**PROBLEM REQUIREMENTS**
Return every line of the items below without any change, but leave the pictures out.

**EXTRACTED MATERIAL**

>>>

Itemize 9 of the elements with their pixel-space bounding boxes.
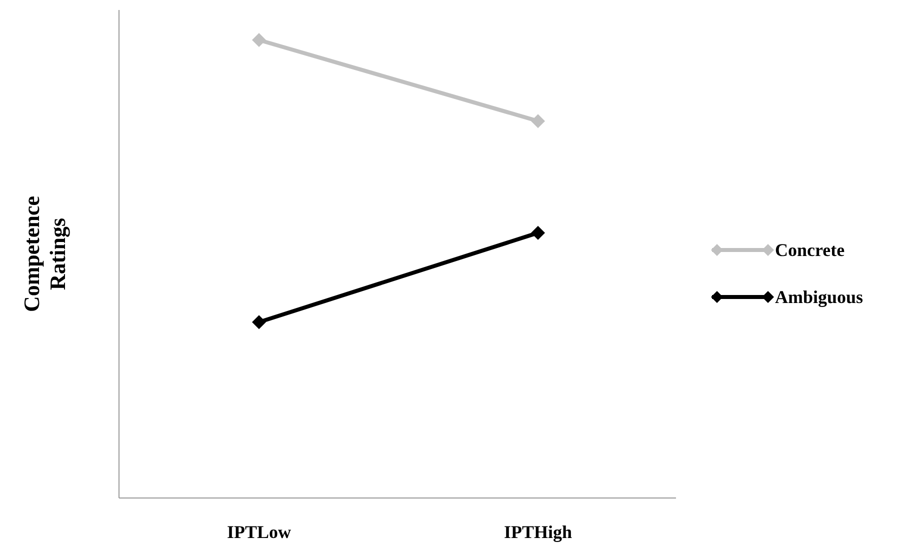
point xyxy=(531,114,545,128)
x-tick-label: IPTHigh xyxy=(504,522,572,542)
x-tick-label: IPTLow xyxy=(226,522,292,542)
legend-label: Concrete xyxy=(775,240,845,260)
point xyxy=(252,33,266,47)
legend-label: Ambiguous xyxy=(775,287,864,307)
point xyxy=(531,226,545,240)
point xyxy=(252,315,266,330)
y-axis-title: Competence Ratings xyxy=(19,196,70,312)
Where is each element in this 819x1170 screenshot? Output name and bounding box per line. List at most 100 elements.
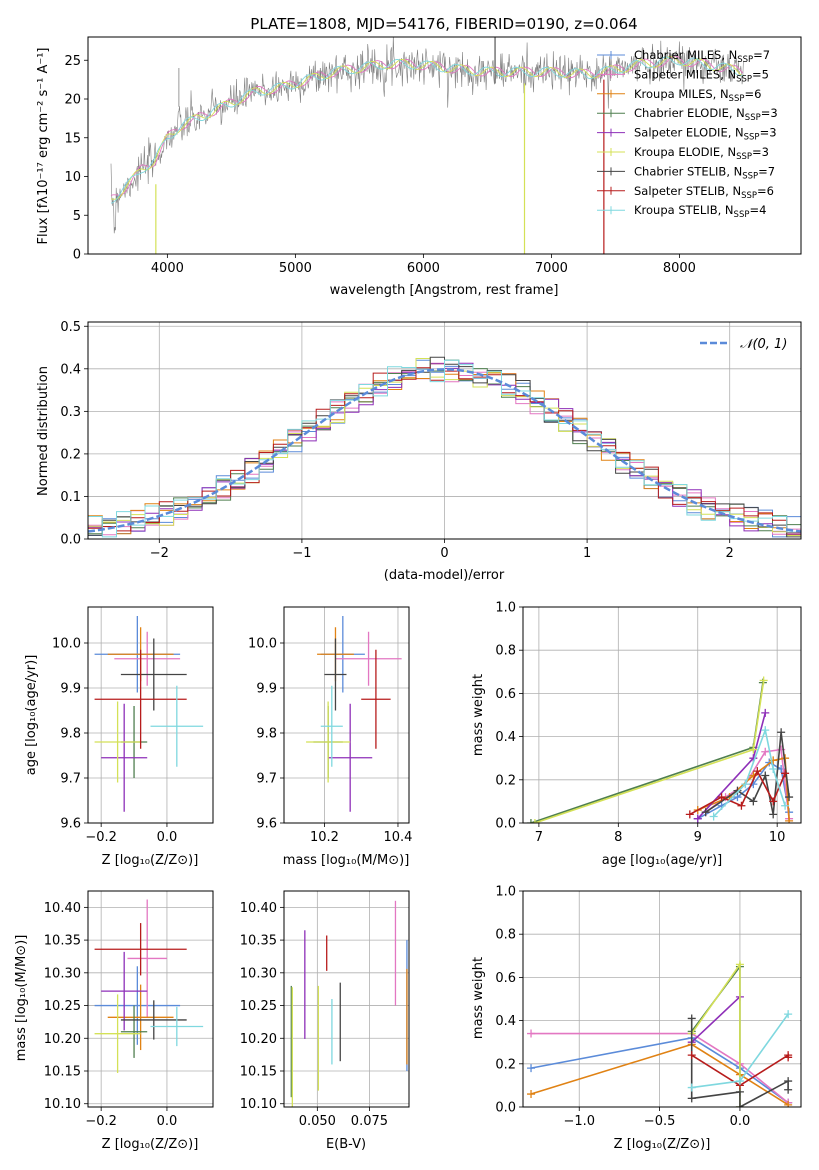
legend-count: =3 [761,106,778,120]
x-tick-label: 0 [440,546,448,561]
y-tick-label: 10.20 [240,1032,277,1047]
y-tick-label: 0.4 [60,362,81,377]
histogram-steps [88,356,801,538]
weight-series-line [691,996,741,1043]
weight-point-marker [761,726,770,735]
weight-point-marker [737,801,746,810]
weight-point-marker [769,756,778,765]
weight-point-marker [735,1077,744,1086]
y-tick-label: 0.2 [495,1057,516,1072]
spectrum-lines [110,37,744,254]
y-tick-label: 10.40 [44,901,81,916]
weight-vs-Z-xlabel: Z [log₁₀(Z/Z⊙)] [614,1137,711,1152]
mass-vs-Z-ylabel: mass [log₁₀(M/M⊙)] [14,935,29,1062]
y-tick-label: 10.20 [44,1032,81,1047]
y-tick-label: 0.1 [60,490,81,505]
weight-vs-Z-plot-area: −1.0 −0.5 0.0 0.0 0.2 0.4 0.6 0.8 1.0 [495,885,802,1129]
weight-point-marker [687,1051,696,1060]
weight-point-marker [781,769,790,778]
y-tick-label: 10.10 [44,1097,81,1112]
x-tick-label: −1 [292,546,311,561]
x-tick-label: 7000 [535,261,568,276]
spectrum-legend: Chabrier MILES, NSSP=7 Salpeter MILES, NS… [597,48,778,220]
y-tick-label: 10.30 [240,966,277,981]
legend-label: Chabrier ELODIE, NSSP=3 [634,106,778,123]
x-tick-label: 0.0 [157,830,178,845]
x-tick-label: 7 [535,830,543,845]
weight-lines [526,676,794,823]
y-tick-label: 9.6 [256,817,277,832]
legend-subscript: SSP [737,55,753,65]
weight-vs-Z-ylabel: mass weight [471,957,486,1039]
x-tick-label: 2 [726,546,734,561]
spectrum-plot-area: 4000 5000 6000 7000 8000 0 5 10 15 20 25 [64,36,802,276]
y-tick-label: 0.5 [60,320,81,335]
weight-point-marker [784,1085,793,1094]
legend-subscript: SSP [734,210,750,220]
weight-point-marker [527,1090,536,1099]
x-tick-label: 9 [694,830,702,845]
spectrum-title: PLATE=1808, MJD=54176, FIBERID=0190, z=0… [250,15,637,33]
axes-frame [87,890,214,1108]
legend-subscript: SSP [741,191,757,201]
spectrum-ylabel: Flux [fλ10⁻¹⁷ erg cm⁻² s⁻¹ A⁻¹] [36,48,51,245]
y-tick-label: 0.0 [495,817,516,832]
legend-count: =3 [760,126,777,140]
weight-point-marker [687,1083,696,1092]
legend-label: Salpeter STELIB, NSSP=6 [634,184,774,201]
x-tick-label: 0.0 [730,1114,751,1129]
weight-point-marker [693,814,702,823]
normal-curve [88,368,801,533]
x-tick-label: −0.2 [85,830,117,845]
y-tick-label: 1.0 [495,885,516,900]
mass-vs-ebv-panel: 0.050 0.075 10.10 10.15 10.20 10.25 10.30 10.35… [240,890,410,1152]
weight-point-marker [735,960,744,969]
weight-point-marker [753,767,762,776]
y-tick-label: 9.8 [256,727,277,742]
axes-frame [522,606,802,824]
mass-vs-ebv-plot-area: 0.050 0.075 10.10 10.15 10.20 10.25 10.30 10.35… [240,890,410,1129]
weight-point-marker [530,819,539,823]
histogram-ylabel: Normed distribution [36,366,51,496]
y-tick-label: 10.35 [240,934,277,949]
weight-point-marker [784,1053,793,1062]
histogram-xlabel: (data-model)/error [384,568,505,583]
weight-point-marker [761,771,770,780]
legend-subscript: SSP [736,74,752,84]
model-spectrum-line [110,55,744,196]
weight-point-marker [687,1014,696,1023]
y-tick-label: 0.6 [495,971,516,986]
weight-vs-age-plot-area: 7 8 9 10 0.0 0.2 0.4 0.6 0.8 1.0 [495,601,802,845]
mass-vs-ebv-xlabel: E(B-V) [326,1137,366,1152]
y-tick-label: 0.4 [495,730,516,745]
y-tick-label: 10.15 [44,1065,81,1080]
weight-point-marker [527,1029,536,1038]
weight-point-marker [781,801,790,810]
weight-point-marker [761,708,770,717]
legend-subscript: SSP [736,152,752,162]
legend-count: =6 [757,184,774,198]
weight-series-line [697,712,767,820]
y-tick-label: 0 [73,248,81,263]
histogram-legend: 𝒩(0, 1) [700,337,787,352]
weight-point-marker [785,816,794,823]
age-vs-mass-plot-area: 10.2 10.4 9.6 9.7 9.8 9.9 10.0 [248,606,412,845]
weight-point-marker [761,747,770,756]
weight-point-marker [769,810,778,819]
y-tick-label: 0.2 [60,447,81,462]
weight-point-marker [735,1103,744,1107]
y-tick-label: 9.6 [60,817,81,832]
y-tick-label: 9.9 [60,682,81,697]
x-tick-label: 1 [583,546,591,561]
y-tick-label: 0.8 [495,928,516,943]
model-spectrum-line [110,56,744,204]
legend-count: =3 [752,145,769,159]
weight-point-marker [717,793,726,802]
axes-frame [283,606,410,824]
weight-point-marker [526,819,535,823]
y-tick-label: 10.15 [240,1065,277,1080]
legend-count: =5 [752,67,769,81]
axes-frame [283,890,410,1108]
legend-label: Kroupa MILES, NSSP=6 [634,87,761,104]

<<<

**TASK OUTPUT**
Itemize 9 of the elements with their pixel-space bounding boxes.
point xyxy=(531,114,545,128)
x-tick-label: IPTHigh xyxy=(504,522,572,542)
x-tick-label: IPTLow xyxy=(226,522,292,542)
legend-label: Concrete xyxy=(775,240,845,260)
point xyxy=(252,33,266,47)
legend-label: Ambiguous xyxy=(775,287,864,307)
point xyxy=(531,226,545,240)
point xyxy=(252,315,266,330)
y-axis-title: Competence Ratings xyxy=(19,196,70,312)
Where is each element in this 819x1170 screenshot? Output name and bounding box per line. List at most 100 elements.
legend-count: =3 [761,106,778,120]
x-tick-label: 0 [440,546,448,561]
y-tick-label: 10.20 [240,1032,277,1047]
y-tick-label: 0.4 [60,362,81,377]
histogram-steps [88,356,801,538]
weight-series-line [691,996,741,1043]
weight-point-marker [761,726,770,735]
weight-point-marker [737,801,746,810]
weight-point-marker [769,756,778,765]
weight-point-marker [735,1077,744,1086]
y-tick-label: 0.2 [495,1057,516,1072]
spectrum-lines [110,37,744,254]
y-tick-label: 10.40 [44,901,81,916]
weight-vs-Z-xlabel: Z [log₁₀(Z/Z⊙)] [614,1137,711,1152]
mass-vs-Z-ylabel: mass [log₁₀(M/M⊙)] [14,935,29,1062]
y-tick-label: 10.20 [44,1032,81,1047]
y-tick-label: 0.1 [60,490,81,505]
weight-vs-Z-plot-area: −1.0 −0.5 0.0 0.0 0.2 0.4 0.6 0.8 1.0 [495,885,802,1129]
weight-point-marker [687,1051,696,1060]
weight-point-marker [781,769,790,778]
y-tick-label: 10.10 [44,1097,81,1112]
x-tick-label: −1 [292,546,311,561]
x-tick-label: 7000 [535,261,568,276]
spectrum-legend: Chabrier MILES, NSSP=7 Salpeter MILES, NS… [597,48,778,220]
y-tick-label: 10.30 [240,966,277,981]
legend-label: Chabrier ELODIE, NSSP=3 [634,106,778,123]
x-tick-label: 0.0 [157,830,178,845]
x-tick-label: 7 [535,830,543,845]
weight-lines [526,676,794,823]
y-tick-label: 9.6 [256,817,277,832]
legend-subscript: SSP [737,55,753,65]
weight-vs-Z-ylabel: mass weight [471,957,486,1039]
x-tick-label: 2 [726,546,734,561]
spectrum-plot-area: 4000 5000 6000 7000 8000 0 5 10 15 20 25 [64,36,802,276]
y-tick-label: 0.5 [60,320,81,335]
weight-point-marker [784,1085,793,1094]
legend-subscript: SSP [734,210,750,220]
weight-point-marker [527,1090,536,1099]
x-tick-label: 9 [694,830,702,845]
spectrum-title: PLATE=1808, MJD=54176, FIBERID=0190, z=0… [250,15,637,33]
axes-frame [87,890,214,1108]
legend-subscript: SSP [741,191,757,201]
spectrum-ylabel: Flux [fλ10⁻¹⁷ erg cm⁻² s⁻¹ A⁻¹] [36,48,51,245]
y-tick-label: 0.0 [495,817,516,832]
legend-count: =3 [760,126,777,140]
weight-point-marker [687,1083,696,1092]
legend-label: Salpeter STELIB, NSSP=6 [634,184,774,201]
x-tick-label: 0.0 [730,1114,751,1129]
weight-point-marker [693,814,702,823]
normal-curve [88,368,801,533]
x-tick-label: −0.2 [85,830,117,845]
y-tick-label: 1.0 [495,885,516,900]
mass-vs-ebv-panel: 0.050 0.075 10.10 10.15 10.20 10.25 10.30 10.35… [240,890,410,1152]
weight-point-marker [735,960,744,969]
weight-point-marker [753,767,762,776]
y-tick-label: 9.8 [256,727,277,742]
axes-frame [522,606,802,824]
mass-vs-ebv-plot-area: 0.050 0.075 10.10 10.15 10.20 10.25 10.30 10.35… [240,890,410,1129]
weight-point-marker [530,819,539,823]
histogram-ylabel: Normed distribution [36,366,51,496]
y-tick-label: 10.35 [240,934,277,949]
weight-point-marker [784,1053,793,1062]
histogram-xlabel: (data-model)/error [384,568,505,583]
weight-point-marker [761,771,770,780]
legend-subscript: SSP [736,74,752,84]
model-spectrum-line [110,55,744,196]
weight-point-marker [687,1014,696,1023]
y-tick-label: 0.6 [495,971,516,986]
weight-vs-age-plot-area: 7 8 9 10 0.0 0.2 0.4 0.6 0.8 1.0 [495,601,802,845]
mass-vs-ebv-xlabel: E(B-V) [326,1137,366,1152]
y-tick-label: 0.4 [495,730,516,745]
y-tick-label: 10.15 [44,1065,81,1080]
weight-point-marker [527,1029,536,1038]
weight-point-marker [781,801,790,810]
weight-point-marker [761,708,770,717]
legend-subscript: SSP [736,152,752,162]
legend-count: =6 [757,184,774,198]
weight-series-line [697,712,767,820]
y-tick-label: 0 [73,248,81,263]
histogram-legend: 𝒩(0, 1) [700,337,787,352]
weight-point-marker [785,816,794,823]
age-vs-mass-plot-area: 10.2 10.4 9.6 9.7 9.8 9.9 10.0 [248,606,412,845]
weight-point-marker [761,747,770,756]
weight-point-marker [769,810,778,819]
y-tick-label: 0.2 [60,447,81,462]
weight-point-marker [735,1103,744,1107]
y-tick-label: 9.6 [60,817,81,832]
y-tick-label: 9.9 [60,682,81,697]
x-tick-label: 1 [583,546,591,561]
y-tick-label: 0.8 [495,928,516,943]
model-spectrum-line [110,56,744,204]
legend-count: =3 [752,145,769,159]
weight-point-marker [717,793,726,802]
axes-frame [283,606,410,824]
weight-point-marker [526,819,535,823]
y-tick-label: 10.15 [240,1065,277,1080]
legend-count: =5 [752,67,769,81]
axes-frame [283,890,410,1108]
legend-label: Kroupa MILES, NSSP=6 [634,87,761,104]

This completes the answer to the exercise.